* start DATASET RECORDS *

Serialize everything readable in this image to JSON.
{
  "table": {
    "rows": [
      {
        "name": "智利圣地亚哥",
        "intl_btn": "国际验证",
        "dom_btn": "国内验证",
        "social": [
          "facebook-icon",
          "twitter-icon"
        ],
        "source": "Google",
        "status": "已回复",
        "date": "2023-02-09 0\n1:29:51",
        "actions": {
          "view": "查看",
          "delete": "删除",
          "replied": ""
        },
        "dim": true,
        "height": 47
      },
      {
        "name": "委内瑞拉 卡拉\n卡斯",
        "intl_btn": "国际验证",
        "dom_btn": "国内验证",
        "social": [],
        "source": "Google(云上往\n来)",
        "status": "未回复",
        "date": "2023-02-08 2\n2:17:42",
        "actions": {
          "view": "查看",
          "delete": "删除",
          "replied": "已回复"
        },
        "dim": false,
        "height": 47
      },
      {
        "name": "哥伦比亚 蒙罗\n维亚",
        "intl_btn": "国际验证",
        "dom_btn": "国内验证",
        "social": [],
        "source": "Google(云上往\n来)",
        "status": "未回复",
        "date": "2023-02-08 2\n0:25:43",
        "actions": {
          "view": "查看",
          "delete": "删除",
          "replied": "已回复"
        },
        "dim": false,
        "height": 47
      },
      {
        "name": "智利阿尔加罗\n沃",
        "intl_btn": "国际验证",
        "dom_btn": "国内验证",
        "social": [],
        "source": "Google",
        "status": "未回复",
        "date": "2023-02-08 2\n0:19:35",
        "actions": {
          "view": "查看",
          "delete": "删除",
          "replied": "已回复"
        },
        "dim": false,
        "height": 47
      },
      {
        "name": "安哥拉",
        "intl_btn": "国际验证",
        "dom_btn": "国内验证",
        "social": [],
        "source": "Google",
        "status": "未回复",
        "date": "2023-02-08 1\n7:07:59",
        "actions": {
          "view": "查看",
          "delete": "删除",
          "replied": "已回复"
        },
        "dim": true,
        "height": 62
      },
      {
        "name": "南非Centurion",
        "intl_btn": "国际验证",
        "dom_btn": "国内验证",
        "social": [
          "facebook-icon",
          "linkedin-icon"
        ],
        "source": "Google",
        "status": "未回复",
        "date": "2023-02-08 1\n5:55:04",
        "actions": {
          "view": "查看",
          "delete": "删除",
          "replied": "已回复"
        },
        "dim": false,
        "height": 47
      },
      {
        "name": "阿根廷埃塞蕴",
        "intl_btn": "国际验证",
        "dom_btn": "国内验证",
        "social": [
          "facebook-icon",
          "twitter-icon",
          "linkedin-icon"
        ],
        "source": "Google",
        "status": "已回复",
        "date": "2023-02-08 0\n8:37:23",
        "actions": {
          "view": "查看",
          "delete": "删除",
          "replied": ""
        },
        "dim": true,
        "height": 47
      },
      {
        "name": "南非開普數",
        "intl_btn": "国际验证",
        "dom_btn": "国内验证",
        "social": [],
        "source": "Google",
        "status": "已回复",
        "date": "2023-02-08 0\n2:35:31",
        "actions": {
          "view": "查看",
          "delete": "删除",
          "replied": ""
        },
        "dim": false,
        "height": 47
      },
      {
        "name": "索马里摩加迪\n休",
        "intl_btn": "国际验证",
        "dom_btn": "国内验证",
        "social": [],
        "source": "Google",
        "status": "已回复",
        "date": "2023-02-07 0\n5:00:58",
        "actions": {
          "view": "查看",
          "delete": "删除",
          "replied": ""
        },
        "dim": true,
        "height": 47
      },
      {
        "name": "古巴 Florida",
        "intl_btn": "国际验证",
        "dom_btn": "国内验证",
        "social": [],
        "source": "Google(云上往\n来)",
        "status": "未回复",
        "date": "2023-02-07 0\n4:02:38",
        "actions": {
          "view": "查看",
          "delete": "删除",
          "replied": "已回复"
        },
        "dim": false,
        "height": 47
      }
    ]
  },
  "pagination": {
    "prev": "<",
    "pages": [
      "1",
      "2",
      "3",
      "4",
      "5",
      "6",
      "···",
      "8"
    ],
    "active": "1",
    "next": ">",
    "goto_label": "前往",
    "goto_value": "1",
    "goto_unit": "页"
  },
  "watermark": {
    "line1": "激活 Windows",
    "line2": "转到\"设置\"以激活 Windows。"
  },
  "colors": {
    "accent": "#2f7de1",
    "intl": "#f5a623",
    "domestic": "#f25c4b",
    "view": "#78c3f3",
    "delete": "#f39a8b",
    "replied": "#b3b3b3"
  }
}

* end DATASET RECORDS *

PROBLEM TO WORK ON:
Count up every line above that has the word "name" in it; answer with the number alone.

WRITTEN RESPONSE:
10